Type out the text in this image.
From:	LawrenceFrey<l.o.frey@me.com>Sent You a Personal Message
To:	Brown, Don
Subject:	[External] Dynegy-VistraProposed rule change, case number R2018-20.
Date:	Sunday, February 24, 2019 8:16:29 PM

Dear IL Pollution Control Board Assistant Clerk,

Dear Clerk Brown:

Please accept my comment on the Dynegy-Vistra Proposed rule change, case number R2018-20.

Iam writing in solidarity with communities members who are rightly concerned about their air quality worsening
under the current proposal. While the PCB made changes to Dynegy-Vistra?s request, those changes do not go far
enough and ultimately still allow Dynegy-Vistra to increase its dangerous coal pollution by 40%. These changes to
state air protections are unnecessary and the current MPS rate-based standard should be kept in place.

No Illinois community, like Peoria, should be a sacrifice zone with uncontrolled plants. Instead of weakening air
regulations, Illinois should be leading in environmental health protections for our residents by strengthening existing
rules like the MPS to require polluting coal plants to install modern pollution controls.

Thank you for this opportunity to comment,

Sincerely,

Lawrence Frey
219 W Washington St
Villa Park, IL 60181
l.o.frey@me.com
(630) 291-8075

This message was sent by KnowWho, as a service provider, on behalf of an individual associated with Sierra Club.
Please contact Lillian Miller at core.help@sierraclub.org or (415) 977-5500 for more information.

### Stated goal:
Reproduce every line of the listing above in which the string "coal" appears.

### Solution to the exercise:
enough and ultimately still allow Dynegy-Vistra to increase its dangerous coal pollution by 40%. These changes to
rules like the MPS to require polluting coal plants to install modern pollution controls.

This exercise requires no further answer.